TASK A>
According to the mailing-list message, what does cairo-gles implement?
TASK B>
From the mailing-list message, write out the part that opens with the words containing "2013/1/16 Henry (Yu)" and closes with "with my example.".

EXTRACT TO READ>
======
[cairo] Threaded animation with cairo_gl backend over a GtkWidget

Carlos López González genetita at gmail.com
Tue Jan 15 23:44:14 PST 2013


Hi Henry,


2013/1/16 Henry (Yu) Song - SISA <hsong at sisa.samsung.com>

>  Hi, Carlos
>
>  export PKG_CONFIG_PATH=/usr/local/lib/pkg - assuming you "configure
> --prefix=/usr/local"  I don't use cmake and seldom use xcode.  Could not
> help you there.
>
> It is fine, I'll fix that the same way than I did with my example.


>  In addition to my sample test program, you can perform cairo tests on
> nsgl, "make test TARGETS=nsgl"
>
Ok.

>
>  cairo-gles does not have new API - it implements a msaa compositor which
> uses HW MSAA for antialising.  So it is much faster than existing
> spans/traps compositor, plus it is more stable.   cairo-gles name is
> probably misleading.  It is not gles only, it supports GLX/OpenGL and
> EGL/GLES, and if you apply my NSGL patches to it, it supports NSOpenGL too.
>
>  cairo_gl_surface APIs are all defined in cairo-gl.h
>
> So does it mean that if I use the cairo version from the mentioned
cairogles repository instead of the official release of cairo and add the
proper environment variables that you mentioned before, I can still using
the same code for my cairo-sample file? (assuming that I have a graphic
card/driver with MSAA capable)


>  Henry
>
>   ------------------------------
> *From:* Carlos López González [genetita at gmail.com]
> *Sent:* Tuesday, January 15, 2013 11:22 PM
>
> *To:* Henry (Yu) Song - SISA
> *Subject:* Re: [cairo] Threaded animation with cairo_gl backend over a
> GtkWidget
>
>       Hi Henry,
>  I'd be glad on test your development cairo-nsgl but I want to confirm
> first the steps to do:
>
>  1) git clone cairo-nsgl.
>  2) build cairo-nsgl with nsgl support with gl support and without glx
> support based on your provided command line. I would install into a
> personal folder: /Users/carlos/Software/cairo-nsgl
>  3) compile your cairo-nsgl-fill.m file using your provided compile
> command.
>
>  I have some doubts (excuse me if I'm asking silly simple things):
>
> How could pkg-config find where I installed the cario-nsgl code?
> In my example I used cmake to let pkg-config macro to find the local
> compiled version of
> cairo (see my CMakeLists.txt file) by adding the search path to the local
> compiled version
> of cairo:
>
> set(CMAKE_PREFIX_PATH "/Users/carlos/Software/cairo")
>
> I think that I better use cmake to make possible to find cairo-nsgl properly.  In that case, for me,
>
> it is more convenient to generate XCode project files directly from cmake because I can run and
> debug directly from XCode. In this case it might be better to use the native Objective-C compiler
>
>  which is Clang. Is that right?
======
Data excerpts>
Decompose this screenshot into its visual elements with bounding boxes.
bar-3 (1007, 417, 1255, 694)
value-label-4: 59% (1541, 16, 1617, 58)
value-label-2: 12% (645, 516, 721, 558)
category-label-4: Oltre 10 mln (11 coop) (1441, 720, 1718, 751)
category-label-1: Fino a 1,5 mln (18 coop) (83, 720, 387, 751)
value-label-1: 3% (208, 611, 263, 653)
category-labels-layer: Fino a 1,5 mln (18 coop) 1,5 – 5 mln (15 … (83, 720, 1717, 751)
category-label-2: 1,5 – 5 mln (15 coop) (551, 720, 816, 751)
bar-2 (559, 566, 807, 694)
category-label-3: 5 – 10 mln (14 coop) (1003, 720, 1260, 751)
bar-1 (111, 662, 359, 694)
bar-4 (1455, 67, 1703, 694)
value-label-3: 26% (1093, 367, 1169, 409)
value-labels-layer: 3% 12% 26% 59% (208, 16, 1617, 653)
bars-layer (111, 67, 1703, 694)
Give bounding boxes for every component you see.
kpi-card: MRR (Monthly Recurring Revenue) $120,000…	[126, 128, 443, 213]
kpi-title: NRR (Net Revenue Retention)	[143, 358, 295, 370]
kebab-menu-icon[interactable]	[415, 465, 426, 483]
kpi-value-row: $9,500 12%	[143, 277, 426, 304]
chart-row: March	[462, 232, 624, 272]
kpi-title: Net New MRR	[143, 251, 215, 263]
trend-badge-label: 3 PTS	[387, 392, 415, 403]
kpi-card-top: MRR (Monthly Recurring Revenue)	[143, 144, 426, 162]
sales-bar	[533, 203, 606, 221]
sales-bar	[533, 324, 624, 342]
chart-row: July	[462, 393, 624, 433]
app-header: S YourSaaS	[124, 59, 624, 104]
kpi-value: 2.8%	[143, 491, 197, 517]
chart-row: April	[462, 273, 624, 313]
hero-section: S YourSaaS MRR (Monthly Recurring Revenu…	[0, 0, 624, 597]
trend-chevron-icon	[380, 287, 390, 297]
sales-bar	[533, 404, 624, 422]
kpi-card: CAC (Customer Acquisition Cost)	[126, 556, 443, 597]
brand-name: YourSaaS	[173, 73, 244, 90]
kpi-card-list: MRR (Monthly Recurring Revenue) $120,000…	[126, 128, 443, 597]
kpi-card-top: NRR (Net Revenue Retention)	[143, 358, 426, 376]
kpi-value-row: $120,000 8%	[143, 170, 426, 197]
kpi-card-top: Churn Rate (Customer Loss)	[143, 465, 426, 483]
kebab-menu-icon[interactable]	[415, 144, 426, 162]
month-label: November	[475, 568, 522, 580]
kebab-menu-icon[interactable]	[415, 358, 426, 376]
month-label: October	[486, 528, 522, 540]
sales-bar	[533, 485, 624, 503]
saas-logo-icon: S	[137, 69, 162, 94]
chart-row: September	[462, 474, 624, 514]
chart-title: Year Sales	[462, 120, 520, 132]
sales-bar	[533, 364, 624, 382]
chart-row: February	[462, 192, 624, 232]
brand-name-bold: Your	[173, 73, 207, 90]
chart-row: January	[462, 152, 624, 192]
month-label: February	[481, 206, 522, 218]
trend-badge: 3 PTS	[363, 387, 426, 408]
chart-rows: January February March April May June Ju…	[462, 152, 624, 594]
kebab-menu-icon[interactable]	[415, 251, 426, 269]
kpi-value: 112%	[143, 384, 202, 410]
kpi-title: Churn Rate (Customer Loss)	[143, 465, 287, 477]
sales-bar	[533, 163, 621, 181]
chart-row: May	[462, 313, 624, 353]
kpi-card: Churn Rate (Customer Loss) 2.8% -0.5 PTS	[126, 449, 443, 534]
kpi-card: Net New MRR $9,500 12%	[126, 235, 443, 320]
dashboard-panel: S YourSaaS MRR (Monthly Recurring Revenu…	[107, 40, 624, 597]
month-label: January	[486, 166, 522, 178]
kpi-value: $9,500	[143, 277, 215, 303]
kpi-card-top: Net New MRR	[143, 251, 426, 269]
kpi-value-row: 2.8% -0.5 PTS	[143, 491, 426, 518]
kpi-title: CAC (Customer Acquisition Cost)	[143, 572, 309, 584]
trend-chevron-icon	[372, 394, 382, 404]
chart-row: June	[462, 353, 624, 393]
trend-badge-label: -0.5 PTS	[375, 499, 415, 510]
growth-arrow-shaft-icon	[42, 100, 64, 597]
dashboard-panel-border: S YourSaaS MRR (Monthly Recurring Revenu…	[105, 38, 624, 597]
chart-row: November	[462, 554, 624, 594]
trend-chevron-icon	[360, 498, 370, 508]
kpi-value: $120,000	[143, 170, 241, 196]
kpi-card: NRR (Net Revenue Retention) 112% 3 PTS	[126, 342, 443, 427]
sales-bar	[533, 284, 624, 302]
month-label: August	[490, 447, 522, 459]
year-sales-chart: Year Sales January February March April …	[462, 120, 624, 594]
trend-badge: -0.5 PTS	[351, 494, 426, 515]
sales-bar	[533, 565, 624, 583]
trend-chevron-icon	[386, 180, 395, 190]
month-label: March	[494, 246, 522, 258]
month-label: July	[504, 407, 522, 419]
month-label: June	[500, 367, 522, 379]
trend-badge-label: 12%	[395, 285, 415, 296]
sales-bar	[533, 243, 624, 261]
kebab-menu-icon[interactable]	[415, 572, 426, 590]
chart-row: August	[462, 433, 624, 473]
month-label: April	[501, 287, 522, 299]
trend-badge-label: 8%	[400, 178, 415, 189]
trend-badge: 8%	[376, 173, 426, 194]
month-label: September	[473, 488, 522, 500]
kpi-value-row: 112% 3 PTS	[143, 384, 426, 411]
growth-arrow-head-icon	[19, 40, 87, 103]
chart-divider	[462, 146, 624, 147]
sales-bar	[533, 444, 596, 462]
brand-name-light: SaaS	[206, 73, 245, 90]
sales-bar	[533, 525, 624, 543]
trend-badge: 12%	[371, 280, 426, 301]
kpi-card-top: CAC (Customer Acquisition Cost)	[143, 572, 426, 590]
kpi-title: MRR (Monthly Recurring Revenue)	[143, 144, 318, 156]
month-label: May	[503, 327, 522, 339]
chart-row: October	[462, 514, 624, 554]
======
EXERCISE SOLUTION A>
An MSAA compositor that uses hardware MSAA for antialiasing.

EXERCISE SOLUTION B>
2013/1/16 Henry (Yu) Song - SISA <hsong at sisa.samsung.com>

>  Hi, Carlos
>
>  export PKG_CONFIG_PATH=/usr/local/lib/pkg - assuming you "configure
> --prefix=/usr/local"  I don't use cmake and seldom use xcode.  Could not
> help you there.
>
> It is fine, I'll fix that the same way than I did with my example.